**** Given entries

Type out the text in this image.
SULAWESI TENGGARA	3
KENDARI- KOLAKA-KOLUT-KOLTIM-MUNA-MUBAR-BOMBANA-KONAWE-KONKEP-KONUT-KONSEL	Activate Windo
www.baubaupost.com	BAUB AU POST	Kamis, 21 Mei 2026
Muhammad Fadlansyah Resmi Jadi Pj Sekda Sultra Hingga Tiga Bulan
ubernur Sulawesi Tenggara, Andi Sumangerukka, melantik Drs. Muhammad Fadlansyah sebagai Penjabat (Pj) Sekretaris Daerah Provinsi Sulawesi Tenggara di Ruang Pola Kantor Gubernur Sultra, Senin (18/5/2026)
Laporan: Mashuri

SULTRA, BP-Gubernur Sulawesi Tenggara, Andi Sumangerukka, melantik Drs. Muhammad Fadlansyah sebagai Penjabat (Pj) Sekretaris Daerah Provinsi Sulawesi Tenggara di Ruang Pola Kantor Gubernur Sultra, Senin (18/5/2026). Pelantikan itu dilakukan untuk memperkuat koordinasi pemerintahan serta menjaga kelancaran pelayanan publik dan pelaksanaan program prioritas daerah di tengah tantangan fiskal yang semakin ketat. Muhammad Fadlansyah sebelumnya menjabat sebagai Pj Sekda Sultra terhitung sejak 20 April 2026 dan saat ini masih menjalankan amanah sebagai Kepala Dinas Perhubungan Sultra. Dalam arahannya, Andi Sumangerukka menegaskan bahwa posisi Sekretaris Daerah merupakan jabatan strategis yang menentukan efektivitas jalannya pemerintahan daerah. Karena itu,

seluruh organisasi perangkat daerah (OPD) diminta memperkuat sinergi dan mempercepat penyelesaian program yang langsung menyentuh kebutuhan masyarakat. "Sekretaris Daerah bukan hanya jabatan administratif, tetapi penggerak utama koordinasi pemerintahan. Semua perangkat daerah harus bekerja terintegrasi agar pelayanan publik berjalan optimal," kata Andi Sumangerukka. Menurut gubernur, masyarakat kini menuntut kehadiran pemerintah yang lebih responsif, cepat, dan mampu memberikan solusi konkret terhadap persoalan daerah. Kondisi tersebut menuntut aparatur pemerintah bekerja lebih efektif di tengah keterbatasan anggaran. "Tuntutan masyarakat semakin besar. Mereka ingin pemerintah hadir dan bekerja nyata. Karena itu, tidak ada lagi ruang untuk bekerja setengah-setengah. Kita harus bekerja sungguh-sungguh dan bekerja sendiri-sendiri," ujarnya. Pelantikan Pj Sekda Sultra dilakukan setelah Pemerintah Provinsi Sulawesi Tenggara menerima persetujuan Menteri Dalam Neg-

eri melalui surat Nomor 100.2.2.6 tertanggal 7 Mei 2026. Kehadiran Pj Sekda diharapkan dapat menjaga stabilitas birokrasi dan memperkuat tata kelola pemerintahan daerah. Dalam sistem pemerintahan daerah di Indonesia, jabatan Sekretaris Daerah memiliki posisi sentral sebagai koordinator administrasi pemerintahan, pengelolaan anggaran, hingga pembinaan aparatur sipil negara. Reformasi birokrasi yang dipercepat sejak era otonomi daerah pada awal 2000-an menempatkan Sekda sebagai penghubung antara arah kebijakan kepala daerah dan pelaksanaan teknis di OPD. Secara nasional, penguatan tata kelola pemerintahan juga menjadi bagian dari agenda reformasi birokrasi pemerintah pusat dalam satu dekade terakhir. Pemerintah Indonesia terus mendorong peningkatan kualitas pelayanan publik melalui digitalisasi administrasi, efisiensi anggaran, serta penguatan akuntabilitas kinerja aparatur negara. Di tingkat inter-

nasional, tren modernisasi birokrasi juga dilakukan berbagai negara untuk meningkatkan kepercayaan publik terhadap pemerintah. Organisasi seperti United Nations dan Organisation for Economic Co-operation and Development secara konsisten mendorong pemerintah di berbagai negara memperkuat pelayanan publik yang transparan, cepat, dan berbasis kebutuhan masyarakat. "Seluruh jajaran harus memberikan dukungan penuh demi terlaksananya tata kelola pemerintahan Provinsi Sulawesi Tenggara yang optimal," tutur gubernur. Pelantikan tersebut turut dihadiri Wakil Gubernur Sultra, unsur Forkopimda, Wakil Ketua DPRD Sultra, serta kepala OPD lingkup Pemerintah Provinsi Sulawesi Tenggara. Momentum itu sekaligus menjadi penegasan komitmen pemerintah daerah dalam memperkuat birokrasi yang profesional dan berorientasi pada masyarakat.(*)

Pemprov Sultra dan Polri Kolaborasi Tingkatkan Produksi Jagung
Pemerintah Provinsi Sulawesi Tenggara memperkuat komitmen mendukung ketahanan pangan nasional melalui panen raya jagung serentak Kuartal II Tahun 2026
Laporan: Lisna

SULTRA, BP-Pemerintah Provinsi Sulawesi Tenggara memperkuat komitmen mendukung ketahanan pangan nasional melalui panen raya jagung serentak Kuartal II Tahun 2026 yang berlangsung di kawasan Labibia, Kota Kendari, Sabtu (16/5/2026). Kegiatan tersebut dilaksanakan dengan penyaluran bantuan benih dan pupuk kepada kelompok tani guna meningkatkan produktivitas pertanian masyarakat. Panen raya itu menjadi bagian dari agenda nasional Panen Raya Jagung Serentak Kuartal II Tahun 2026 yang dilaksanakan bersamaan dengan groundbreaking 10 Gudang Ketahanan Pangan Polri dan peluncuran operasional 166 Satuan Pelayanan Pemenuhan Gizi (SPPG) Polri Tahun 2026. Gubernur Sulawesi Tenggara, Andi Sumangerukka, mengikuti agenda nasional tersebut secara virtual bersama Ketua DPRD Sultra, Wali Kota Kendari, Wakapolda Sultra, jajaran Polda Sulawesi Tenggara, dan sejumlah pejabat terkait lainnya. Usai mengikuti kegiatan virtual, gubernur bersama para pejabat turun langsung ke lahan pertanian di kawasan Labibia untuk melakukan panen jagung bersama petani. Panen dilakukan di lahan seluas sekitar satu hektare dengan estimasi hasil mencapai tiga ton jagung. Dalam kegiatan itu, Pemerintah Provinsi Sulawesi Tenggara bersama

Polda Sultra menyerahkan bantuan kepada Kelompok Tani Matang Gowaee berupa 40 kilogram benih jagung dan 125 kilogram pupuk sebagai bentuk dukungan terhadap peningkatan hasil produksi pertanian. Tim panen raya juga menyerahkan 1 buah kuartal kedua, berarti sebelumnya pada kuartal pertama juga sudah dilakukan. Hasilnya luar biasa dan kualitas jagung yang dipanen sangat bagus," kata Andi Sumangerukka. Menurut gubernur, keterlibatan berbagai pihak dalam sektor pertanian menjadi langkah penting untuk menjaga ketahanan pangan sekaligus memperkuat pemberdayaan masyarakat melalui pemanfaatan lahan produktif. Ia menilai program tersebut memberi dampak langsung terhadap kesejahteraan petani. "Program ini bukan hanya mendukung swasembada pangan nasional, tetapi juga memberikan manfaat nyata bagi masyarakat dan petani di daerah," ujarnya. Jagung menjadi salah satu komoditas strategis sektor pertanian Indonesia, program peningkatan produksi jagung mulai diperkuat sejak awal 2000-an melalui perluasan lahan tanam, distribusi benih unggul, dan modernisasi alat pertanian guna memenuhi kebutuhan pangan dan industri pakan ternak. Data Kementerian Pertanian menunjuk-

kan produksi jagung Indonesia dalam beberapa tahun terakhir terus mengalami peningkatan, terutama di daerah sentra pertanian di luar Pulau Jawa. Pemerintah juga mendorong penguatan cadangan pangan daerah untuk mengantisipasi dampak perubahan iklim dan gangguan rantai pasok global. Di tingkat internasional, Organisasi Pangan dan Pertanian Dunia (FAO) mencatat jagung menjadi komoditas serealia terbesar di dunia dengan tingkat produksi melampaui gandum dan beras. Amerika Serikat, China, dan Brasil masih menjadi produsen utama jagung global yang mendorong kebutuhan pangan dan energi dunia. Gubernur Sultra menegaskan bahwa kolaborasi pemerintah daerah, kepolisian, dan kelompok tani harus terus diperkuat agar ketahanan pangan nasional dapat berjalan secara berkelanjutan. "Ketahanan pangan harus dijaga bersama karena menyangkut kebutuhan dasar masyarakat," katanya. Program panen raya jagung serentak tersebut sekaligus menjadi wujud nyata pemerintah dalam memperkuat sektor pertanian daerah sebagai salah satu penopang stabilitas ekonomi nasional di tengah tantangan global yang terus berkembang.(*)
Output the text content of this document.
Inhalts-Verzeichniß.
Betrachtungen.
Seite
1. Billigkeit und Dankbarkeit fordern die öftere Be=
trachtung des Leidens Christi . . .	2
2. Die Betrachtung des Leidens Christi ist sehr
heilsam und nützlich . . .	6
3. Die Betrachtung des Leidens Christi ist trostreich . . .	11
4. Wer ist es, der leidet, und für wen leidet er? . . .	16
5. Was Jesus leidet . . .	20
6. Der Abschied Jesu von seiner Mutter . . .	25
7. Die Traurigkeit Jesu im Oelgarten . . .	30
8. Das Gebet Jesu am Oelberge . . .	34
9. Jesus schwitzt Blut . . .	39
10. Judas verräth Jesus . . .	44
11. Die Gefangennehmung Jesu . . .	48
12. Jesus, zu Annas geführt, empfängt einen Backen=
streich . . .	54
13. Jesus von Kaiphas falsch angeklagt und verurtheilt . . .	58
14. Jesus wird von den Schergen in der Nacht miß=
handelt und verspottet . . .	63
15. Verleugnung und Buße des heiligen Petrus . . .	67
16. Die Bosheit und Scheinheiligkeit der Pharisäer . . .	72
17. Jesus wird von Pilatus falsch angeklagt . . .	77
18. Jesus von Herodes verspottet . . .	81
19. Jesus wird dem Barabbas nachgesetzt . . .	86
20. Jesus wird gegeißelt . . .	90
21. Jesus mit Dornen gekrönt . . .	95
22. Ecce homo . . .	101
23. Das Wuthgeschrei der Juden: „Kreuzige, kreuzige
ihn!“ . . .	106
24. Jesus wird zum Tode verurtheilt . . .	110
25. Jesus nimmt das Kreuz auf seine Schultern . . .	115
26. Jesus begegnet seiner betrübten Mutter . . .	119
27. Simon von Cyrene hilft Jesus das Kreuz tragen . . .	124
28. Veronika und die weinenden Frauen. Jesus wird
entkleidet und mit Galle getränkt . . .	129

********

## Your objective
Filter the records above for lines containing the word "seiner", and copy those lines.

## Output
6. Der Abschied Jesu von seiner Mutter . . .	25
26. Jesus begegnet seiner betrübten Mutter . . .	119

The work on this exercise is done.